START

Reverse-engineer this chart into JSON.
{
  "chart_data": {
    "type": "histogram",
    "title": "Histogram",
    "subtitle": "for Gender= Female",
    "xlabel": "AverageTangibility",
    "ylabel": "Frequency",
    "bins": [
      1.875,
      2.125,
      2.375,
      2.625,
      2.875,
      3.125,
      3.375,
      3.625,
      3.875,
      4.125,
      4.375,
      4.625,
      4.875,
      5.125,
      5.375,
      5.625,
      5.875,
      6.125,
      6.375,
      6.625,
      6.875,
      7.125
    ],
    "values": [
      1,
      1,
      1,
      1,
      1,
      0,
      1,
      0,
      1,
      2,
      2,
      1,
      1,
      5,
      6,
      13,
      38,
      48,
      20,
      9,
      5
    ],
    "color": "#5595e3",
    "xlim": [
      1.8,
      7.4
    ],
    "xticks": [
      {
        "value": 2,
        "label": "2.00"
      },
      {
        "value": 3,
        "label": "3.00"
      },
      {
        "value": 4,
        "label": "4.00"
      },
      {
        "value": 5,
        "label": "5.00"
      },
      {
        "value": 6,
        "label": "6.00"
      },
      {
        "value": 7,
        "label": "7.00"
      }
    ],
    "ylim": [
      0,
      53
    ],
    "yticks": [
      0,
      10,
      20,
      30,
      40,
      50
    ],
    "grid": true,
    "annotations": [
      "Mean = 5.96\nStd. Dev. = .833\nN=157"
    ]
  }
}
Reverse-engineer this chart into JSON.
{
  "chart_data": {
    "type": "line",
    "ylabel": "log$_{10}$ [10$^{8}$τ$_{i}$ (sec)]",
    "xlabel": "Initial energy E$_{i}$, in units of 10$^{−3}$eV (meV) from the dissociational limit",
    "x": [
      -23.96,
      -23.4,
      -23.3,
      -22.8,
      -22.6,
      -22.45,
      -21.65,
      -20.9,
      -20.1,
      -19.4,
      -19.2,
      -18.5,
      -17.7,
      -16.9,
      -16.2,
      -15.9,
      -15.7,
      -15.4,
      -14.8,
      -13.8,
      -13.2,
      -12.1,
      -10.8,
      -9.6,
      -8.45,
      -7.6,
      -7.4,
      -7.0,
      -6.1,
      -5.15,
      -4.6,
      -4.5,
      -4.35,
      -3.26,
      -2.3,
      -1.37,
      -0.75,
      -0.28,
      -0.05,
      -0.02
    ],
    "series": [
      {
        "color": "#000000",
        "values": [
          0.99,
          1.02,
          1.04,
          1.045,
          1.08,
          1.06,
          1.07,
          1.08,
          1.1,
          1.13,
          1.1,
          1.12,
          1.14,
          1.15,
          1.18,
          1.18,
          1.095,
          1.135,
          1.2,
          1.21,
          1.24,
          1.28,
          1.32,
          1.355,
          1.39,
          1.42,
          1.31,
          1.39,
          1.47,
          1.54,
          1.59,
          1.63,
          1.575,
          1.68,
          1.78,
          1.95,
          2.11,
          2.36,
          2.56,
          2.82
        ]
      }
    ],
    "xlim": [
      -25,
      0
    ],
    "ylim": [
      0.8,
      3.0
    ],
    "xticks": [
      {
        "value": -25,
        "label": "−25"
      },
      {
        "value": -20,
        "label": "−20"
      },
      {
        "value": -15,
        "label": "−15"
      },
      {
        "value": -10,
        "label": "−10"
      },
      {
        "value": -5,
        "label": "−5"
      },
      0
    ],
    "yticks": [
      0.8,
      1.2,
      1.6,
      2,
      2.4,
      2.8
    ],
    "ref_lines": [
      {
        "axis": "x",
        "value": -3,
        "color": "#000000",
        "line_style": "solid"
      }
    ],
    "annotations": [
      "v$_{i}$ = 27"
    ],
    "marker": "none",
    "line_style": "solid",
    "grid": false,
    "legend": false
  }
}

END

- WORK TO BE COMPLETED -
All lines above containing the string "ylabel" are to be collected.

- TASK SOLUTION -
    "ylabel": "Frequency",
    "ylabel": "log$_{10}$ [10$^{8}$τ$_{i}$ (sec)]",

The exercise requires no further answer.